#### [Your objective]
Using the data below, repeat all of it precisely.

[Records about charts and figures]
==*==
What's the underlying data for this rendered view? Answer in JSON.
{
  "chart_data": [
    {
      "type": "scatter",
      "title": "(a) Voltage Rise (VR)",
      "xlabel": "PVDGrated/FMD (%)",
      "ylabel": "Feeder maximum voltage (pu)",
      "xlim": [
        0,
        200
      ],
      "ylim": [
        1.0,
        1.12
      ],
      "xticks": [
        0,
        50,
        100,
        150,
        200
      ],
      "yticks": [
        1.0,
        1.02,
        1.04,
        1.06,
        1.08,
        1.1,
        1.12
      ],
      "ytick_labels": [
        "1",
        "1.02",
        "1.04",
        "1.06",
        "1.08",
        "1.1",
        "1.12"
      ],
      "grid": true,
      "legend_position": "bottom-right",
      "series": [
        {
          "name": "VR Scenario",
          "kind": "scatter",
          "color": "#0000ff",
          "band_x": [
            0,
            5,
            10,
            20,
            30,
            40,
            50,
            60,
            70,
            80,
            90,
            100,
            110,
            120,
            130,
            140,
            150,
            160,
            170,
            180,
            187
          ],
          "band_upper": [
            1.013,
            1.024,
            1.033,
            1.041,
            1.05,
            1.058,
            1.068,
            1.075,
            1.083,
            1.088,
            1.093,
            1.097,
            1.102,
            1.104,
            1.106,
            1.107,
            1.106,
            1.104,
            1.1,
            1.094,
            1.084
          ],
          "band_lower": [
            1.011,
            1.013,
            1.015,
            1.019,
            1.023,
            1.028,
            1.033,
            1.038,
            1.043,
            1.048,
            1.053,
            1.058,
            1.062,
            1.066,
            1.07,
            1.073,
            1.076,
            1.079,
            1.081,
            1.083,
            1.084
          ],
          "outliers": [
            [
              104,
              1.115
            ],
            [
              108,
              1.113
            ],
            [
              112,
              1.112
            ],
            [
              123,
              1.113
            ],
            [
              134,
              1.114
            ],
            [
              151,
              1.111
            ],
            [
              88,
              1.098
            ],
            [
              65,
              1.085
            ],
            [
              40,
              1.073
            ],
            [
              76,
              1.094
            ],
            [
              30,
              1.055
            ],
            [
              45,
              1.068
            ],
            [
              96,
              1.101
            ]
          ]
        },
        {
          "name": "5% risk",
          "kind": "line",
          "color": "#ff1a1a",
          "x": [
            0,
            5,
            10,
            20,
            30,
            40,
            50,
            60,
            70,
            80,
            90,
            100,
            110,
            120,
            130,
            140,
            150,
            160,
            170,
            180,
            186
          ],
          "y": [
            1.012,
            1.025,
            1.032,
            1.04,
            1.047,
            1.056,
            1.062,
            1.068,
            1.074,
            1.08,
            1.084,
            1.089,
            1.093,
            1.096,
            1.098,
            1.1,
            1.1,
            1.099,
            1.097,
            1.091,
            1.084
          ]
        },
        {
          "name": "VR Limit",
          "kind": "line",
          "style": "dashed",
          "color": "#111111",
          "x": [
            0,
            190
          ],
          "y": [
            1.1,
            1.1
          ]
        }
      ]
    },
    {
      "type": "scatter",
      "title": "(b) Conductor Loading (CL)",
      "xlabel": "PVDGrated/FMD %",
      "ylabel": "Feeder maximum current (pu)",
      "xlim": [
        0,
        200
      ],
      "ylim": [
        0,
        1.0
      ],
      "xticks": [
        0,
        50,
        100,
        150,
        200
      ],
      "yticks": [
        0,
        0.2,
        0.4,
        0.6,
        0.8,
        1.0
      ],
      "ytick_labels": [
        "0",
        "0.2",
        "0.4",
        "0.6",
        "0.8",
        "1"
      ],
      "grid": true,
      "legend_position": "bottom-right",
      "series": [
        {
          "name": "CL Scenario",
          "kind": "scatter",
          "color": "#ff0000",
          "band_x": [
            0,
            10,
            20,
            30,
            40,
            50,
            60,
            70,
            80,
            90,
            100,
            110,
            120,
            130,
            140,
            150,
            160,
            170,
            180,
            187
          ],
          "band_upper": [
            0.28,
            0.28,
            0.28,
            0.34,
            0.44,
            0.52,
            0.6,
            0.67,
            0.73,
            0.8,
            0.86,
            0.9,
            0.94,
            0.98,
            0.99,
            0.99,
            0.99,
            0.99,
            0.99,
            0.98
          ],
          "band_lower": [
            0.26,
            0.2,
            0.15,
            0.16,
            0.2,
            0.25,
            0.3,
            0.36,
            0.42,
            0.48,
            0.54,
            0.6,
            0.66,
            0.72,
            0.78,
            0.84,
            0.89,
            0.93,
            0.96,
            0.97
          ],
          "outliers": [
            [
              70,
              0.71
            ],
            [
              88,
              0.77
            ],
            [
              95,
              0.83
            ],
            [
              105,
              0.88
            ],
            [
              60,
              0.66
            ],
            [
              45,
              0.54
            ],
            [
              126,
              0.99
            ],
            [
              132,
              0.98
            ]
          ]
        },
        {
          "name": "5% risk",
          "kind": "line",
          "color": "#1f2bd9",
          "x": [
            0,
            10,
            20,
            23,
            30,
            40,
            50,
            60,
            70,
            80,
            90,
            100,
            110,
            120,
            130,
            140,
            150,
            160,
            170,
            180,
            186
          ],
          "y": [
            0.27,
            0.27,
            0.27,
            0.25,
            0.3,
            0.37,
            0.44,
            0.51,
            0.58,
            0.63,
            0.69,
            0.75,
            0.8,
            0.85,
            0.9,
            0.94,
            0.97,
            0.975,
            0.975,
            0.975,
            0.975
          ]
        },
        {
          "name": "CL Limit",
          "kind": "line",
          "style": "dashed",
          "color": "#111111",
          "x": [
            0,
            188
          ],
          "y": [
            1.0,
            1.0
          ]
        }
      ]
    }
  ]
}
==*==
#### [Result below]
What's the underlying data for this rendered view? Answer in JSON.
{
  "chart_data": [
    {
      "type": "scatter",
      "title": "(a) Voltage Rise (VR)",
      "xlabel": "PVDGrated/FMD (%)",
      "ylabel": "Feeder maximum voltage (pu)",
      "xlim": [
        0,
        200
      ],
      "ylim": [
        1.0,
        1.12
      ],
      "xticks": [
        0,
        50,
        100,
        150,
        200
      ],
      "yticks": [
        1.0,
        1.02,
        1.04,
        1.06,
        1.08,
        1.1,
        1.12
      ],
      "ytick_labels": [
        "1",
        "1.02",
        "1.04",
        "1.06",
        "1.08",
        "1.1",
        "1.12"
      ],
      "grid": true,
      "legend_position": "bottom-right",
      "series": [
        {
          "name": "VR Scenario",
          "kind": "scatter",
          "color": "#0000ff",
          "band_x": [
            0,
            5,
            10,
            20,
            30,
            40,
            50,
            60,
            70,
            80,
            90,
            100,
            110,
            120,
            130,
            140,
            150,
            160,
            170,
            180,
            187
          ],
          "band_upper": [
            1.013,
            1.024,
            1.033,
            1.041,
            1.05,
            1.058,
            1.068,
            1.075,
            1.083,
            1.088,
            1.093,
            1.097,
            1.102,
            1.104,
            1.106,
            1.107,
            1.106,
            1.104,
            1.1,
            1.094,
            1.084
          ],
          "band_lower": [
            1.011,
            1.013,
            1.015,
            1.019,
            1.023,
            1.028,
            1.033,
            1.038,
            1.043,
            1.048,
            1.053,
            1.058,
            1.062,
            1.066,
            1.07,
            1.073,
            1.076,
            1.079,
            1.081,
            1.083,
            1.084
          ],
          "outliers": [
            [
              104,
              1.115
            ],
            [
              108,
              1.113
            ],
            [
              112,
              1.112
            ],
            [
              123,
              1.113
            ],
            [
              134,
              1.114
            ],
            [
              151,
              1.111
            ],
            [
              88,
              1.098
            ],
            [
              65,
              1.085
            ],
            [
              40,
              1.073
            ],
            [
              76,
              1.094
            ],
            [
              30,
              1.055
            ],
            [
              45,
              1.068
            ],
            [
              96,
              1.101
            ]
          ]
        },
        {
          "name": "5% risk",
          "kind": "line",
          "color": "#ff1a1a",
          "x": [
            0,
            5,
            10,
            20,
            30,
            40,
            50,
            60,
            70,
            80,
            90,
            100,
            110,
            120,
            130,
            140,
            150,
            160,
            170,
            180,
            186
          ],
          "y": [
            1.012,
            1.025,
            1.032,
            1.04,
            1.047,
            1.056,
            1.062,
            1.068,
            1.074,
            1.08,
            1.084,
            1.089,
            1.093,
            1.096,
            1.098,
            1.1,
            1.1,
            1.099,
            1.097,
            1.091,
            1.084
          ]
        },
        {
          "name": "VR Limit",
          "kind": "line",
          "style": "dashed",
          "color": "#111111",
          "x": [
            0,
            190
          ],
          "y": [
            1.1,
            1.1
          ]
        }
      ]
    },
    {
      "type": "scatter",
      "title": "(b) Conductor Loading (CL)",
      "xlabel": "PVDGrated/FMD %",
      "ylabel": "Feeder maximum current (pu)",
      "xlim": [
        0,
        200
      ],
      "ylim": [
        0,
        1.0
      ],
      "xticks": [
        0,
        50,
        100,
        150,
        200
      ],
      "yticks": [
        0,
        0.2,
        0.4,
        0.6,
        0.8,
        1.0
      ],
      "ytick_labels": [
        "0",
        "0.2",
        "0.4",
        "0.6",
        "0.8",
        "1"
      ],
      "grid": true,
      "legend_position": "bottom-right",
      "series": [
        {
          "name": "CL Scenario",
          "kind": "scatter",
          "color": "#ff0000",
          "band_x": [
            0,
            10,
            20,
            30,
            40,
            50,
            60,
            70,
            80,
            90,
            100,
            110,
            120,
            130,
            140,
            150,
            160,
            170,
            180,
            187
          ],
          "band_upper": [
            0.28,
            0.28,
            0.28,
            0.34,
            0.44,
            0.52,
            0.6,
            0.67,
            0.73,
            0.8,
            0.86,
            0.9,
            0.94,
            0.98,
            0.99,
            0.99,
            0.99,
            0.99,
            0.99,
            0.98
          ],
          "band_lower": [
            0.26,
            0.2,
            0.15,
            0.16,
            0.2,
            0.25,
            0.3,
            0.36,
            0.42,
            0.48,
            0.54,
            0.6,
            0.66,
            0.72,
            0.78,
            0.84,
            0.89,
            0.93,
            0.96,
            0.97
          ],
          "outliers": [
            [
              70,
              0.71
            ],
            [
              88,
              0.77
            ],
            [
              95,
              0.83
            ],
            [
              105,
              0.88
            ],
            [
              60,
              0.66
            ],
            [
              45,
              0.54
            ],
            [
              126,
              0.99
            ],
            [
              132,
              0.98
            ]
          ]
        },
        {
          "name": "5% risk",
          "kind": "line",
          "color": "#1f2bd9",
          "x": [
            0,
            10,
            20,
            23,
            30,
            40,
            50,
            60,
            70,
            80,
            90,
            100,
            110,
            120,
            130,
            140,
            150,
            160,
            170,
            180,
            186
          ],
          "y": [
            0.27,
            0.27,
            0.27,
            0.25,
            0.3,
            0.37,
            0.44,
            0.51,
            0.58,
            0.63,
            0.69,
            0.75,
            0.8,
            0.85,
            0.9,
            0.94,
            0.97,
            0.975,
            0.975,
            0.975,
            0.975
          ]
        },
        {
          "name": "CL Limit",
          "kind": "line",
          "style": "dashed",
          "color": "#111111",
          "x": [
            0,
            188
          ],
          "y": [
            1.0,
            1.0
          ]
        }
      ]
    }
  ]
}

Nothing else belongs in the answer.